EXERCISE TASK:
Using the records below, locate all lines containing "variables" and return them.
— start of DATA ROWS —
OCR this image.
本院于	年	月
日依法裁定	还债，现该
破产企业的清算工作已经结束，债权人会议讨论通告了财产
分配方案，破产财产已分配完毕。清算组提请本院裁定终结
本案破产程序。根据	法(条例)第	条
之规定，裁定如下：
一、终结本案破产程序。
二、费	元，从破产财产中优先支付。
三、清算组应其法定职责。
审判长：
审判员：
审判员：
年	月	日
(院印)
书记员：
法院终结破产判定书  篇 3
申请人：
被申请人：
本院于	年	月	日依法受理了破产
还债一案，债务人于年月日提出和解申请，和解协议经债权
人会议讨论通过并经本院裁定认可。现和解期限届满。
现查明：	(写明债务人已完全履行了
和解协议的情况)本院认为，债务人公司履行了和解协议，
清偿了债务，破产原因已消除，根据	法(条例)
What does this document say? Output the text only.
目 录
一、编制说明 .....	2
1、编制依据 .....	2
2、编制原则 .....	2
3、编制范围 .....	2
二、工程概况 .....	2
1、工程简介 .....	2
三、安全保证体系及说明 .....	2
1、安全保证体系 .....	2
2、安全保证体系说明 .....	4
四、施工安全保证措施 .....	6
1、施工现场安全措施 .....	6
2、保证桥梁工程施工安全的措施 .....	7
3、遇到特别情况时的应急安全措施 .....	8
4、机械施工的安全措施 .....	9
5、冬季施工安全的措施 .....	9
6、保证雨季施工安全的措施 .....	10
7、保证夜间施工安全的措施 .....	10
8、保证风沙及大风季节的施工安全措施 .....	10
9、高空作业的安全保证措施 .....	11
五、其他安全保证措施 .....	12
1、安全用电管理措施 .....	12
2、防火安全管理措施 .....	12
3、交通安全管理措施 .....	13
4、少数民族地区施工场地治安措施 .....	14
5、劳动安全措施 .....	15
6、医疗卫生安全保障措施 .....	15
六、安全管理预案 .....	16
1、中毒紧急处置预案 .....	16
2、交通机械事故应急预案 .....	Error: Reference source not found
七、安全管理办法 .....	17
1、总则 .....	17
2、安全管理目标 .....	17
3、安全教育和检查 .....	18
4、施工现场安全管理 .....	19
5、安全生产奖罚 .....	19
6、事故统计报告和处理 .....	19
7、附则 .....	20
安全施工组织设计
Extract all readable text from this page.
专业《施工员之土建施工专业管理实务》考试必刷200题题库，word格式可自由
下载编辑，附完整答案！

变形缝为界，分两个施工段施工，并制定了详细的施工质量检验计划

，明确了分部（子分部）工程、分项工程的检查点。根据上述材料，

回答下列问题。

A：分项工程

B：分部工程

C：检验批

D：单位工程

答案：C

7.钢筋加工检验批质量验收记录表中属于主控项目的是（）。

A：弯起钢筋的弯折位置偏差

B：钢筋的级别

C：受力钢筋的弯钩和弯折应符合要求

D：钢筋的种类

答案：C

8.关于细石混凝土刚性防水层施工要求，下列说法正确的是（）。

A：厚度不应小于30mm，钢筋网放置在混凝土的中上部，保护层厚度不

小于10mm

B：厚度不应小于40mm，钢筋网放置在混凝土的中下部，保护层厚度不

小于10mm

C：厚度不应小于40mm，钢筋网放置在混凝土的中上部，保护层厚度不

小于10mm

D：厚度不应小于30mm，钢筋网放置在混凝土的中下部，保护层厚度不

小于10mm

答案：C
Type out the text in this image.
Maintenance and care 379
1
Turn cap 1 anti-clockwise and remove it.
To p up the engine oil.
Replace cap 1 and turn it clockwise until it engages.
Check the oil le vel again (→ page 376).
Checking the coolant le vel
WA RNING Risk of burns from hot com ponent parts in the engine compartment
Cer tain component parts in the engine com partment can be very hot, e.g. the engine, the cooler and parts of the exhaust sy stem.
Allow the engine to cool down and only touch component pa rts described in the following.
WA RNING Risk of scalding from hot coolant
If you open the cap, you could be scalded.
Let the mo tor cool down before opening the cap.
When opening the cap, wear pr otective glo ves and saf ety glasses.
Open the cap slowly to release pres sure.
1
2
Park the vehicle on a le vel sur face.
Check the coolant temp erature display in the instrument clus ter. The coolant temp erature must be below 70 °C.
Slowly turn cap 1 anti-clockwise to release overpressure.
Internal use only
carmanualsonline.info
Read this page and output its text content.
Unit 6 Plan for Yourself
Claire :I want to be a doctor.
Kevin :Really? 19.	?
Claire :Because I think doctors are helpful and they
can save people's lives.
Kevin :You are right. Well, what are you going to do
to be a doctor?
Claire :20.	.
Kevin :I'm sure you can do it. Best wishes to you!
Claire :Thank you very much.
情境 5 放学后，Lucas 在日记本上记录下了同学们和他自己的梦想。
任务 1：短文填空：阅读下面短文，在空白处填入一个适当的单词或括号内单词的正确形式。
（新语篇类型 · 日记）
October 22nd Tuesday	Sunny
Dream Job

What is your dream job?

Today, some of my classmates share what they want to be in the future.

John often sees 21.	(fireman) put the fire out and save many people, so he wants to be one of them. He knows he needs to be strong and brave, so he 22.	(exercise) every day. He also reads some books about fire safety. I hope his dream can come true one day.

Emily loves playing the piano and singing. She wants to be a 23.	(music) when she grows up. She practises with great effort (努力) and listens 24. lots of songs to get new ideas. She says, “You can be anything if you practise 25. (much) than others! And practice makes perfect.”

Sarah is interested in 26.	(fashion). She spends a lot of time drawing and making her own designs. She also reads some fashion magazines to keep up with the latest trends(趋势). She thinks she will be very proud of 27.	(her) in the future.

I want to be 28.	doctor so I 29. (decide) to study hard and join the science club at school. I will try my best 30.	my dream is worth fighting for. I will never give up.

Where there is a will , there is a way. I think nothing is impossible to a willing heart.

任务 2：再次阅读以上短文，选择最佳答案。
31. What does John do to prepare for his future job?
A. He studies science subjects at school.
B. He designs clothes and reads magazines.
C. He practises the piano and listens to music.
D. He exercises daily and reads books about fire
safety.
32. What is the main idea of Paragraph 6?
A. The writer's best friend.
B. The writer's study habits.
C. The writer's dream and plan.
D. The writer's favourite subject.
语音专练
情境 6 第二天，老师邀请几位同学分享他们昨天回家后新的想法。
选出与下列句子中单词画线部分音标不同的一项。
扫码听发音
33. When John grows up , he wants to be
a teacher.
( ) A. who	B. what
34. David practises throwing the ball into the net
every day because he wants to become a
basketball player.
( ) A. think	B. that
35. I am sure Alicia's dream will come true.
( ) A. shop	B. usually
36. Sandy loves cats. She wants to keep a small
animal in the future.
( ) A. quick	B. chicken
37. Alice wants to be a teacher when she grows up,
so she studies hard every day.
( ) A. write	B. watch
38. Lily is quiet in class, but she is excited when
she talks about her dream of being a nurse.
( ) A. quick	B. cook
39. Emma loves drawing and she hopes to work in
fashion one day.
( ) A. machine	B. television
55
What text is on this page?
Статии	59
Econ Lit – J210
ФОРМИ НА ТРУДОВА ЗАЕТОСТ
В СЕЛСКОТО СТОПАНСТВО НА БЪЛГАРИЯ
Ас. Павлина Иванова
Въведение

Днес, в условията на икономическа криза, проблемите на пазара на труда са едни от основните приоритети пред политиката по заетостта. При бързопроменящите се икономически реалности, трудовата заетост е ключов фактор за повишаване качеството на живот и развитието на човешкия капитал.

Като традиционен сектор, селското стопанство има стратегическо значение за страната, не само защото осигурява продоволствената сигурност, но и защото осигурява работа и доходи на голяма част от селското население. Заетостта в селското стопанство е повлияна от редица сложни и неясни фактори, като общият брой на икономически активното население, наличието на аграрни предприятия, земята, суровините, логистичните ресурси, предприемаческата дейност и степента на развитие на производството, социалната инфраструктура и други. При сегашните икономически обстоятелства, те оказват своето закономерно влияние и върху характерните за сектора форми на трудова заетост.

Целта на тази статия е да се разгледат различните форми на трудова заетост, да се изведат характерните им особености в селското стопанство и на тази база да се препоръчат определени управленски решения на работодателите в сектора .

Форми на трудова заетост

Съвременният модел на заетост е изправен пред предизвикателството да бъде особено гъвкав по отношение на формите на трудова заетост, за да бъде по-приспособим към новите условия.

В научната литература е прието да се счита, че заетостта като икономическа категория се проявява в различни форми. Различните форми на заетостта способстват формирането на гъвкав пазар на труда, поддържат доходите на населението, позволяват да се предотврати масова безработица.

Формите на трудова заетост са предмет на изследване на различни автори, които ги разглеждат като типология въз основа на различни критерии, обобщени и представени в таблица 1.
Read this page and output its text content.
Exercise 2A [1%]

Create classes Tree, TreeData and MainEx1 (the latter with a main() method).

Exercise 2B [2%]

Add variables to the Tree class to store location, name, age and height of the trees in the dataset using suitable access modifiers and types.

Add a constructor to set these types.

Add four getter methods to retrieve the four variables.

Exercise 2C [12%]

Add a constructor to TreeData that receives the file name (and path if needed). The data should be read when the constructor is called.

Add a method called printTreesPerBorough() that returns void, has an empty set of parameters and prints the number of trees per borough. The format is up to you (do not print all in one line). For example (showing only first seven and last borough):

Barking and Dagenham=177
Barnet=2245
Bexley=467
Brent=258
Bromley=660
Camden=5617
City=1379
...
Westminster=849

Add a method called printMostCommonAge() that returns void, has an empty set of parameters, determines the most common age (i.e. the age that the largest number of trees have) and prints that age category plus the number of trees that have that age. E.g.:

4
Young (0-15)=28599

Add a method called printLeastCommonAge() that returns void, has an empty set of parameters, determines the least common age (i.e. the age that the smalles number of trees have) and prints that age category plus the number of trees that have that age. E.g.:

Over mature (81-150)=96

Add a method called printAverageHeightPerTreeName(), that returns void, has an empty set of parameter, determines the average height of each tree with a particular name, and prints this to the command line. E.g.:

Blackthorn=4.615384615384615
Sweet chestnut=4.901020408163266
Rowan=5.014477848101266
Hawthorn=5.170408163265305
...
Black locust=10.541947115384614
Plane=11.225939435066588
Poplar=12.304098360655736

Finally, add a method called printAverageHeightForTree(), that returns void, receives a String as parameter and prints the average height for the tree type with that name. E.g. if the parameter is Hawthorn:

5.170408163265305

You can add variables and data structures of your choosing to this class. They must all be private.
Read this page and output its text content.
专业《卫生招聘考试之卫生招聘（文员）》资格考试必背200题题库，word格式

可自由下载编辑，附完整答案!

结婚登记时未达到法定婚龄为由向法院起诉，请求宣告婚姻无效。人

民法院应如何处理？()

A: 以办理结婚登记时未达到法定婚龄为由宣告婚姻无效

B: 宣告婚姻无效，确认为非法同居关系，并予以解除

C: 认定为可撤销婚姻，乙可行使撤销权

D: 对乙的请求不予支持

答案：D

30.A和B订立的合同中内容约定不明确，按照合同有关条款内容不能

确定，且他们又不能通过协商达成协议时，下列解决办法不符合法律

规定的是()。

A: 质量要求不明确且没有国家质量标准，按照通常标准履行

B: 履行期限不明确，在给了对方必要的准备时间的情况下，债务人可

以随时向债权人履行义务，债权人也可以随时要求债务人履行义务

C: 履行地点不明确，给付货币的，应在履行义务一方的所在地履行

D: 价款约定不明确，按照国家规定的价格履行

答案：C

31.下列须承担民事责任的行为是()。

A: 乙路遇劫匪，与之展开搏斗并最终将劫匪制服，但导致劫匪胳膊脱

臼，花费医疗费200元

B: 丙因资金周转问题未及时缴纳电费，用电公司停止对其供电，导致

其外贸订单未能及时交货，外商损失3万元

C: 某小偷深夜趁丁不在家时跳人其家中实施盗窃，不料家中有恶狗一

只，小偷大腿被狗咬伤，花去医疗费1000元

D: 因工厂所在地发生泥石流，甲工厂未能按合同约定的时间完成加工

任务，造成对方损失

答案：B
— end of DATA ROWS —
CORRECT RESPONSE:
Add variables to the Tree class to store location, name, age and height of the trees in the dataset using suitable access modifiers and types.
Add four getter methods to retrieve the four variables.
You can add variables and data structures of your choosing to this class. They must all be private.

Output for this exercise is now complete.